### Extrait du texte

Fukuyama encore aujourd'hui, dans son dernier livre Libéralisme, vents contraires (Saint-Simon, 2022), maintient son credo démocratiste : « Le libéralisme est la pire forme de gouvernement, à l'exception de toutes les autres. ». Il juge les guerres actuelles comme le fait de pays en zone périphérique ou liées à des dictatures irrationnelles comme celle de Poutine en Russie.
Certes, cette affirmation de fin de l'histoire fut contredite en son temps et dans la même perspective capitaliste par Samuel Huntington [10], mais la thèse de ce dernier connut un moindre succès, car son idée-force donnait la primauté à la question de l'espace par rapport à celle du temps. De ce fait, elle s'intégrait moins bien au contexte d'accélération du temps que produisit la « globalisation heureuse » qui prédominait à l'époque et semblait exclure tout grand conflit de puissance pour la domination d'un espace devenu commun, celui du capital sans borne.
En première approche, la remontée des souverainismes apporte de l'eau au moulin d'Huntington, mais sa thèse a un caractère anhistorique parce qu'elle repose sur ce qui serait un irrédentisme des identités civilisationnelles). On lui préfèrera donc celle de la différenciation historique établie par Éric Hobsbawm qui, dans Nations et nationalisme depuis 1780, écrit : « Même si personne ne peut nier l'impact croissant et parfois spectaculaire de la politique nationaliste ou ethnique, ce phénomène est aujourd'hui fonctionnellement différent du “nationalisme” et des “nations” dans l'histoire du XIXe et du XXe siècle sous un aspect essentiel : il n'est plus un vecteur majeur du développement historique » op. cit., p. 209-210) [11]. De ce point de vue, les nouveaux appels au djihad sont plus des références à ce qui aurait été un destin (manqué), qu'à une histoire à venir. Nous pourrions en dire autant pour ce qui est de la résistance palestinienne.
Nous avons analysé ces dernières évolutions dites géopolitiques du capital dans plusieurs brochures de Temps critiques [12]. Pour ce faire, nous avons privilégié l'analyse de la situation au niveau de l'hyper-capitalisme, qui nous semblait l'échelon pertinent pour saisir les tendances actuelles. À savoir, un processus en cours de totalisation du capital avec un déclin marqué de l'impérialisme et le déploiement d'une « domination sans hégémonie » à partir de sphères d'influence. Certains se sont beaucoup moqués du livre de Castoriadis Devant la guerre (1981), tant il paraissait daté à l'époque du dégel et de l'ouverture de la Russie vers l'Ouest, mais relisons ce qu'il disait : « La seule idéologie qui reste ou peut rester encore vivante en Russie, c'est le chauvinisme grand-russien. Le seul imaginaire qui garde une efficace historique, c'est l'imaginaire nationaliste — ou impérial. Cet imaginaire n'a pas besoin du Parti [...] Son porteur organique, c'est l'Armée [...] L'armée est le seul vecteur vraiment moderne de la société russe et le seul secteur qui fonctionne effectivement [13] ».

### Extraits d'enregistrements
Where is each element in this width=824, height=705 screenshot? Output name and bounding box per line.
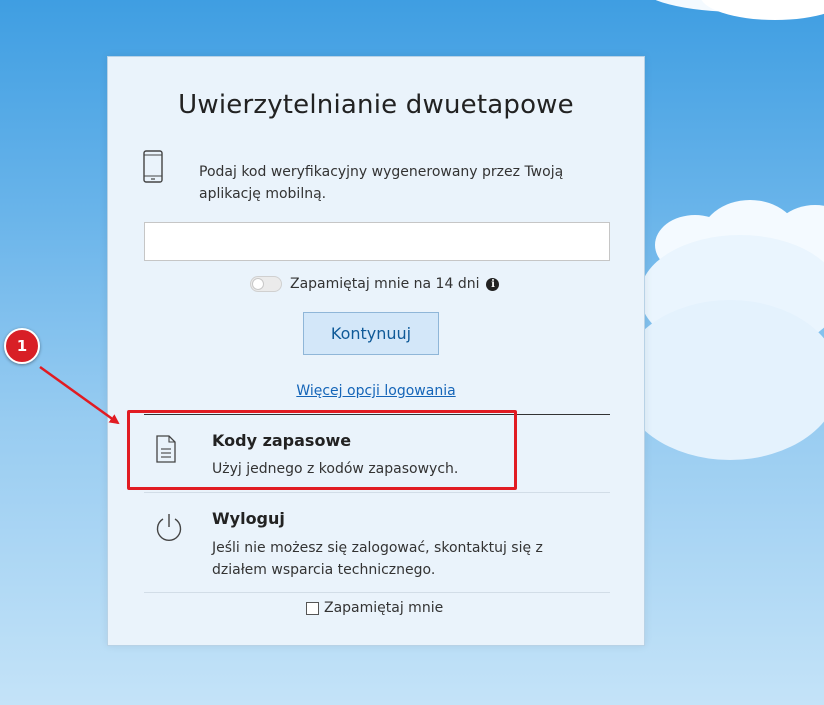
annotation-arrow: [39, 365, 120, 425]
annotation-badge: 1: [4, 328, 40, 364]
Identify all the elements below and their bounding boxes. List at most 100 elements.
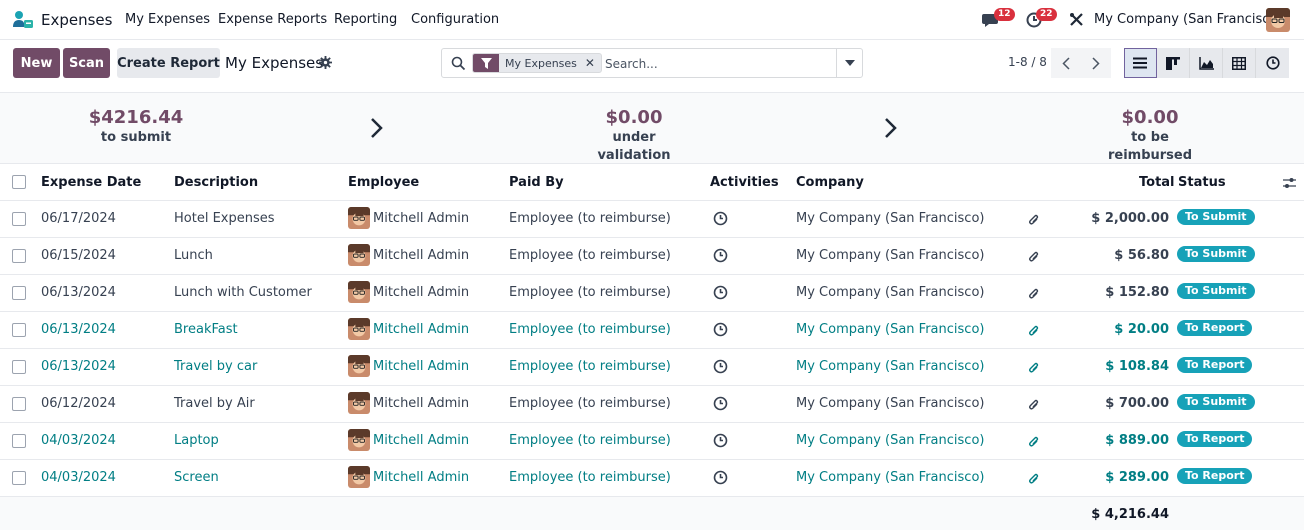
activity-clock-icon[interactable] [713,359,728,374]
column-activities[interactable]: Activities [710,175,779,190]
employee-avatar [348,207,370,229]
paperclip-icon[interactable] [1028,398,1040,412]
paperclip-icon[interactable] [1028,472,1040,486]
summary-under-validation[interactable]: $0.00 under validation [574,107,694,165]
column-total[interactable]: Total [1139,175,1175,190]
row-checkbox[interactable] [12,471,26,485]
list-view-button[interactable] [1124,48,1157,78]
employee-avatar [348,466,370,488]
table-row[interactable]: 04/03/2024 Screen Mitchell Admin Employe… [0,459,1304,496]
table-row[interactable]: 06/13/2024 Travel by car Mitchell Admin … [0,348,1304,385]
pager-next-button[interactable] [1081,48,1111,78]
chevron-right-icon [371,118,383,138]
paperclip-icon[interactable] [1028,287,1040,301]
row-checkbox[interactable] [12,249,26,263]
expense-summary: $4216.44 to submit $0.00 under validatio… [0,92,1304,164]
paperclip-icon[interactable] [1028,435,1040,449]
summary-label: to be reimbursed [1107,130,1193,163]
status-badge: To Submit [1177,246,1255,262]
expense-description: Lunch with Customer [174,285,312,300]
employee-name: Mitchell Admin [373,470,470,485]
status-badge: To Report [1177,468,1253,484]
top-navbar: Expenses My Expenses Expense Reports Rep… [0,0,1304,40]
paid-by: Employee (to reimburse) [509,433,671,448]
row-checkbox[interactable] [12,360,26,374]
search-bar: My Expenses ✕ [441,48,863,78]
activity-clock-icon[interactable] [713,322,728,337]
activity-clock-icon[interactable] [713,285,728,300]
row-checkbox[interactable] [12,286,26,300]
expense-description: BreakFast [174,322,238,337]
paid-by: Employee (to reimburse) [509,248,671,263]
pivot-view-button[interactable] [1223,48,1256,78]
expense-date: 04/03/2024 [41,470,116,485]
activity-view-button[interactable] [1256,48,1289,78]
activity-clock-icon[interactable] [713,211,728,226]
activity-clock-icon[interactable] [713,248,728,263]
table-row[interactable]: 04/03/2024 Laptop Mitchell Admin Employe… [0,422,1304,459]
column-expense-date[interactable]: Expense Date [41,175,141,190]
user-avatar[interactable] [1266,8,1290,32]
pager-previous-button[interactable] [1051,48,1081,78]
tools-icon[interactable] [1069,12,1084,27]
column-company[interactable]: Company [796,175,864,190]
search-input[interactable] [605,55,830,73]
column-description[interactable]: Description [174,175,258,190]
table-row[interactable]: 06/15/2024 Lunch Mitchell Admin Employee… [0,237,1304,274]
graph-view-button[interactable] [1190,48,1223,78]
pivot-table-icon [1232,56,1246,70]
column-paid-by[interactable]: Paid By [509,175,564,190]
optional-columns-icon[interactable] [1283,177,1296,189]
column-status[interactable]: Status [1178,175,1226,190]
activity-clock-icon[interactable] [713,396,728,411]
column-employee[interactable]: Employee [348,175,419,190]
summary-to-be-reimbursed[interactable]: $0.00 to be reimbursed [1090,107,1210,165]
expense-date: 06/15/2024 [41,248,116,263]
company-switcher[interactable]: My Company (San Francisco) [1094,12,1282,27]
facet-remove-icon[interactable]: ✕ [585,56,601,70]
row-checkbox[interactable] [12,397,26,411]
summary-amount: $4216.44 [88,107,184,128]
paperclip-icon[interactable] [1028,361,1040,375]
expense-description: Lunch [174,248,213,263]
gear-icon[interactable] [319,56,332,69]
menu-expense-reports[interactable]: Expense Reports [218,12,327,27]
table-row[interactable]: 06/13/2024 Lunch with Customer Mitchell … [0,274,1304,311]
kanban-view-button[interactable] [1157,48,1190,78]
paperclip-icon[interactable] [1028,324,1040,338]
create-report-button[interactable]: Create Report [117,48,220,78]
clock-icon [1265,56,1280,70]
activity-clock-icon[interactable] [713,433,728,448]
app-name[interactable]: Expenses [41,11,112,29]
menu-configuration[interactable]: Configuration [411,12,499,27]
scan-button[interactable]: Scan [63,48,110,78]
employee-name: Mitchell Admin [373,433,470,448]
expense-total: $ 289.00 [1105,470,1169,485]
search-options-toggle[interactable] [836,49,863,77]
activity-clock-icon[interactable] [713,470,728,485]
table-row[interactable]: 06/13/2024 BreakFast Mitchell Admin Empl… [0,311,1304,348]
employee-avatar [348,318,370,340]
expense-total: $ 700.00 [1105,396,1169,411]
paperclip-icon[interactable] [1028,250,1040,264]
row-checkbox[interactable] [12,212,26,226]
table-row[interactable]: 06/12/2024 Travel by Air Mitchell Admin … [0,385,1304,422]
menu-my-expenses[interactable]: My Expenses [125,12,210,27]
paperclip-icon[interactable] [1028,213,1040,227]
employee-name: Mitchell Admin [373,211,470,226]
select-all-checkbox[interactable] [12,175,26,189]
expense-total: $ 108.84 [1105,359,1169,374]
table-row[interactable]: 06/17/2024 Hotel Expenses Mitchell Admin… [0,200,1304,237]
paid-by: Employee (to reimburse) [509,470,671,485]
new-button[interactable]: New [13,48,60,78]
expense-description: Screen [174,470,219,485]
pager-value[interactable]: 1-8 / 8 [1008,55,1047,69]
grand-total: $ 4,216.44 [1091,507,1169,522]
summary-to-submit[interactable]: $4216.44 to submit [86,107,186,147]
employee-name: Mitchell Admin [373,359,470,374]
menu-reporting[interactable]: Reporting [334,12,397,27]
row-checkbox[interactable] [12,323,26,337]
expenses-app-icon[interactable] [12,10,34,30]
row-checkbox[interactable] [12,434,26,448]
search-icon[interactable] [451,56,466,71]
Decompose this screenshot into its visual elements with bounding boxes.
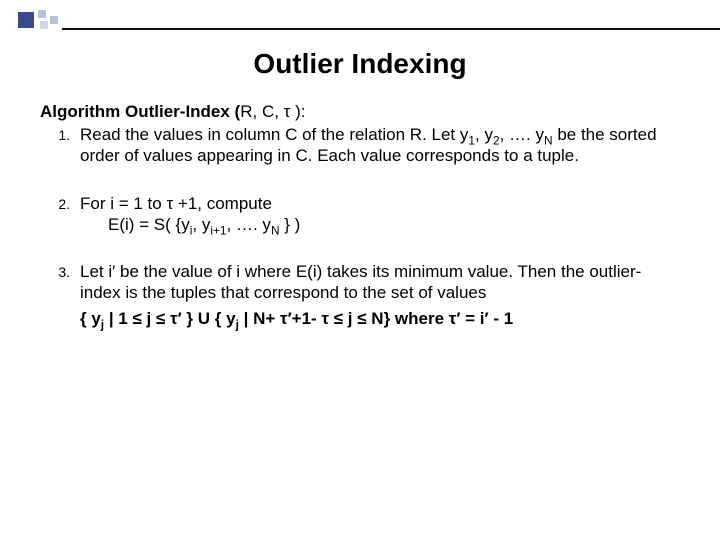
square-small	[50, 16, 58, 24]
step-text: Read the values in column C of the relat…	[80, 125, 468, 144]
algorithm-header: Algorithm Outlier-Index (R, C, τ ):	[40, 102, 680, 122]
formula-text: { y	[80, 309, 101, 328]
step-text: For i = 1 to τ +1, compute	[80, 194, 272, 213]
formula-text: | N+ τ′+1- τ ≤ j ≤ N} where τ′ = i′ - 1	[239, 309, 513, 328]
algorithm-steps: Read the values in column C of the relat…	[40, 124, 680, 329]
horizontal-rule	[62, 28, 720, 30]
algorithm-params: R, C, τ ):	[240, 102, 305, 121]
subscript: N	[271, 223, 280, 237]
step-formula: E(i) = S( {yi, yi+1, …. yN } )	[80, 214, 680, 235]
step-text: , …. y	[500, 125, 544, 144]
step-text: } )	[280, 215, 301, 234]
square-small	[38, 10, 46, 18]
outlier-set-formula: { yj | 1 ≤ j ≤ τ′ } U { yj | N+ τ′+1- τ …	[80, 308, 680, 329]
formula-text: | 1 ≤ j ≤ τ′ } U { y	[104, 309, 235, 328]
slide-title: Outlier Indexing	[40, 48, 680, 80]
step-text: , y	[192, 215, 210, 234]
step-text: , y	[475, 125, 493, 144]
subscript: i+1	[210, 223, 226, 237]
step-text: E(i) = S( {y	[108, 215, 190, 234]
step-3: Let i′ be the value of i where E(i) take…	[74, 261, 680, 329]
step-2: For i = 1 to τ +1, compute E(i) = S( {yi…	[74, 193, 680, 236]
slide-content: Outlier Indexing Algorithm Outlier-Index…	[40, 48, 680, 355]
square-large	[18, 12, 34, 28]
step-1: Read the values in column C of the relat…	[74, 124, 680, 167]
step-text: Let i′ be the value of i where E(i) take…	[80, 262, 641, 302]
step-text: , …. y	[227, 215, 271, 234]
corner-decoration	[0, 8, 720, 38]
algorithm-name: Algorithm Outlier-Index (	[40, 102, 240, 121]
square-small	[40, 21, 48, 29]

### Consigne
D'après l'extrait du texte, dans quel ouvrage Éric Hobsbawm affirme-t-il que le nationalisme n'est plus un vecteur majeur du développement historique ?

### Réponse rédigée
Il l'affirme dans *Nations et nationalisme depuis 1780*.